EXERCISE GOAL
Only the number is needed: how many lines of the records include "град"?

SOURCE MATERIAL

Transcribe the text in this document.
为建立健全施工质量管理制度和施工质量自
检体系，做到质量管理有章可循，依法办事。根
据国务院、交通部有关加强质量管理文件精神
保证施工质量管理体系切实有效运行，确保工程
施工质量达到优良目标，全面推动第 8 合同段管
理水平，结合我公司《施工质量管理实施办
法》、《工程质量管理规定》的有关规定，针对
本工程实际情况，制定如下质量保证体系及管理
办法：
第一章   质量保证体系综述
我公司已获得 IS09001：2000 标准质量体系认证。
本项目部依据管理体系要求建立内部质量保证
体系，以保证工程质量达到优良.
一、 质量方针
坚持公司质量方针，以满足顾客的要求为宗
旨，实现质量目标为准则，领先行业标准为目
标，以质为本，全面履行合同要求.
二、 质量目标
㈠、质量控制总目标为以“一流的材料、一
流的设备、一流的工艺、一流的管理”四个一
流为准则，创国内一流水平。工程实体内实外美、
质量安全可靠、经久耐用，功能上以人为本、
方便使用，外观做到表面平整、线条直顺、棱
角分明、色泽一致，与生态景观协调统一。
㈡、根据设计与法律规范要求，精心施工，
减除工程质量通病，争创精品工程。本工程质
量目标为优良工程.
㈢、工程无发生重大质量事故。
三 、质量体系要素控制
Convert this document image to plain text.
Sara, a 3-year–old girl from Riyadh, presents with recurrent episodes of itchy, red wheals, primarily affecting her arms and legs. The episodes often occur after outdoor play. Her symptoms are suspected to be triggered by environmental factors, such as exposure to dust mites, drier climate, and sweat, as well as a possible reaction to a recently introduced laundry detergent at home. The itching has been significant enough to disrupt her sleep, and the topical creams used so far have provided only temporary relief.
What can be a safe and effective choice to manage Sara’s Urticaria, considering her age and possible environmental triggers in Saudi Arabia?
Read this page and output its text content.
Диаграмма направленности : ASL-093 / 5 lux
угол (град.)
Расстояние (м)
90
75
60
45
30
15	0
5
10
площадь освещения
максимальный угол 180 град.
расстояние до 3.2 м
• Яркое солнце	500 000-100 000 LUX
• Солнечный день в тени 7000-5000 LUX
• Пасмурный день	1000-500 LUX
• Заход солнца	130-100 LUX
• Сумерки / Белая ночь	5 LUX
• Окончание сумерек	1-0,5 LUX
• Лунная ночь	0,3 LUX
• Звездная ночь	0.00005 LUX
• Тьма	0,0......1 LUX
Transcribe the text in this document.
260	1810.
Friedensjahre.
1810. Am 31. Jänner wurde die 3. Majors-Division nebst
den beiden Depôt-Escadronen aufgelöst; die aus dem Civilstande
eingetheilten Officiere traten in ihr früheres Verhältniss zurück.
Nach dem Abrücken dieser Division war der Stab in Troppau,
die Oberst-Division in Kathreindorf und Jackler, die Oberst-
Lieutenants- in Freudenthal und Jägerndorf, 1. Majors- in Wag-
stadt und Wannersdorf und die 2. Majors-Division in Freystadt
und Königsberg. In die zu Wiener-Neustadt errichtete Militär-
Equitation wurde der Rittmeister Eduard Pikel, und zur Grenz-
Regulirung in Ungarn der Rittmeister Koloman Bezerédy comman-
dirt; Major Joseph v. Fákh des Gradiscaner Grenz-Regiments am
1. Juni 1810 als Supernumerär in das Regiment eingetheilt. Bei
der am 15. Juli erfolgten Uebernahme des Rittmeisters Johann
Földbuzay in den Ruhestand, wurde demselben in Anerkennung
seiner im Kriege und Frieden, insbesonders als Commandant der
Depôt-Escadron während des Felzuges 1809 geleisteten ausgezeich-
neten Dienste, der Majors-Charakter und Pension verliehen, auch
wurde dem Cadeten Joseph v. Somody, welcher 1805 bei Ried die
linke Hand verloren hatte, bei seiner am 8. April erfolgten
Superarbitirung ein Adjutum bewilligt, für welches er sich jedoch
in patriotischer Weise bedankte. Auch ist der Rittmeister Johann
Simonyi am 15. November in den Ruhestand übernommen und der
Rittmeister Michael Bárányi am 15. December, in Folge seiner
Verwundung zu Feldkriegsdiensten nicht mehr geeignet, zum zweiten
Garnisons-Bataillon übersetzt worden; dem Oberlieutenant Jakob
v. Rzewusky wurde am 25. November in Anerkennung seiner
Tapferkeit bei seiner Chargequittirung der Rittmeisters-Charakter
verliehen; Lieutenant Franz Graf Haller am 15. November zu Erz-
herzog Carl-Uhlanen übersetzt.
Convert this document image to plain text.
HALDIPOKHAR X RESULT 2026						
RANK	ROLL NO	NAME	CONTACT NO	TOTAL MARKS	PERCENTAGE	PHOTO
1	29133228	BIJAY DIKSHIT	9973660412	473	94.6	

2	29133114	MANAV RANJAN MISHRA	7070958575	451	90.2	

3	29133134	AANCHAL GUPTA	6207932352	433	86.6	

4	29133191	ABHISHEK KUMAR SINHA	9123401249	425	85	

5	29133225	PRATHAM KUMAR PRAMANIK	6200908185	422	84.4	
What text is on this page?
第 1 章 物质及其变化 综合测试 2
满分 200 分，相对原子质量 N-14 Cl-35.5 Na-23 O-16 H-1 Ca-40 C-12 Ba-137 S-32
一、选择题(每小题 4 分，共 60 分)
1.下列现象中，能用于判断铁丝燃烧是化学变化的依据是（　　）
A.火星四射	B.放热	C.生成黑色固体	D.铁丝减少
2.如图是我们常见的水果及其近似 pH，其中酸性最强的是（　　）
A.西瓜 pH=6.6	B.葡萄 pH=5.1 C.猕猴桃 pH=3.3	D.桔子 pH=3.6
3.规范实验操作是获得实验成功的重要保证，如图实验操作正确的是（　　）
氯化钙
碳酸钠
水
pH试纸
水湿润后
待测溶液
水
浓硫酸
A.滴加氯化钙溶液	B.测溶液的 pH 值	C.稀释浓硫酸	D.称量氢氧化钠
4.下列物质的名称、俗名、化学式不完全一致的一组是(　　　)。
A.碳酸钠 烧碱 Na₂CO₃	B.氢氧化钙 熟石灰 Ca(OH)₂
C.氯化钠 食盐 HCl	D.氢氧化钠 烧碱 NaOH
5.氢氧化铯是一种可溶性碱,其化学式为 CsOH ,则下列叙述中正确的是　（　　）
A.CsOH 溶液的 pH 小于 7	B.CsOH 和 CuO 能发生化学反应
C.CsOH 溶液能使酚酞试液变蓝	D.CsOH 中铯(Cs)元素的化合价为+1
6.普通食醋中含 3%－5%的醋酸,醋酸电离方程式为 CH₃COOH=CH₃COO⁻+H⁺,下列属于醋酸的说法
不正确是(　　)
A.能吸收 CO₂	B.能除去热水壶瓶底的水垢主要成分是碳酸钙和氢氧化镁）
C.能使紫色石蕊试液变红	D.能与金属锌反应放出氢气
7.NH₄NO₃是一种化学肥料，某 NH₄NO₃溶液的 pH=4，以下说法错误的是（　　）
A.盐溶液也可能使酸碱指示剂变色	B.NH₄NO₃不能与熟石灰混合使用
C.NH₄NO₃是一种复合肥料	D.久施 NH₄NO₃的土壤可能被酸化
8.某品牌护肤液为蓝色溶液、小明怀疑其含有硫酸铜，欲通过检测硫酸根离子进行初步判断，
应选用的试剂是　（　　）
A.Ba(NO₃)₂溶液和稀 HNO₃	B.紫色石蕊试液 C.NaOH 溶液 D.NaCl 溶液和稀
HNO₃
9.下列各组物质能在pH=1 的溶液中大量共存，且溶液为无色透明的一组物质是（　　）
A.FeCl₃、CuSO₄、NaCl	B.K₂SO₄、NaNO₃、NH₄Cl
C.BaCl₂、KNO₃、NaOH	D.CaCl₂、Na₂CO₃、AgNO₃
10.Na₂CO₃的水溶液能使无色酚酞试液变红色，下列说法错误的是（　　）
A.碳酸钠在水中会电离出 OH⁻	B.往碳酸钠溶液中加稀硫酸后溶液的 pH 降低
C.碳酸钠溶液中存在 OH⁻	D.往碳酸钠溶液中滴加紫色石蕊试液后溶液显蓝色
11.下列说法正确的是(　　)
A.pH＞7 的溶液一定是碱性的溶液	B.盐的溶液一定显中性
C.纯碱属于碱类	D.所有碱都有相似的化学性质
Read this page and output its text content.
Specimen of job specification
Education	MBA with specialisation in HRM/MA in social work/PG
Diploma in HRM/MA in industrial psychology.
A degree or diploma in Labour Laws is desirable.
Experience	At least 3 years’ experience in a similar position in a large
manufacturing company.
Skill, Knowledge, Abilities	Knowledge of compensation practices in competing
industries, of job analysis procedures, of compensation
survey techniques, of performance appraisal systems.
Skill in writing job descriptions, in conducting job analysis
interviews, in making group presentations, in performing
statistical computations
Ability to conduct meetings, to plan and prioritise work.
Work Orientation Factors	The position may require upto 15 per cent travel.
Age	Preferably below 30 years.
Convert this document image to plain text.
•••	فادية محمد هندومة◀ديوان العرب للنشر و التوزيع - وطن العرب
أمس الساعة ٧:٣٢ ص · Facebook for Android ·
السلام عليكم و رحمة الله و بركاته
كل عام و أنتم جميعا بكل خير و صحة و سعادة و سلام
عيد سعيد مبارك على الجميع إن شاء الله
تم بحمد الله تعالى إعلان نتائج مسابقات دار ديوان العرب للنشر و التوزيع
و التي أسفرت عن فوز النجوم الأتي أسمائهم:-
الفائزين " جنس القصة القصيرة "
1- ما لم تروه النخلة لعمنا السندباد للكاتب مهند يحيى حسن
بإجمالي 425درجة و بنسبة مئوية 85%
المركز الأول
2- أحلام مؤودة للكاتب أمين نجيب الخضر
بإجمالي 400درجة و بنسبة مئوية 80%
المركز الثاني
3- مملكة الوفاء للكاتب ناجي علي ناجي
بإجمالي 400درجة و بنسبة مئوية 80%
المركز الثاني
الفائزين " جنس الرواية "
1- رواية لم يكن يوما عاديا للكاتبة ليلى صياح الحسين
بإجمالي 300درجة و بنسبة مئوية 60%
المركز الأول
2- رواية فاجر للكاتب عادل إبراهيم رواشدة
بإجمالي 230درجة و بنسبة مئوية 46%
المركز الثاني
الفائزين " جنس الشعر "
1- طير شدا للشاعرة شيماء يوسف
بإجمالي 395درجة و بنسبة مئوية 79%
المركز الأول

FULL ANSWER
2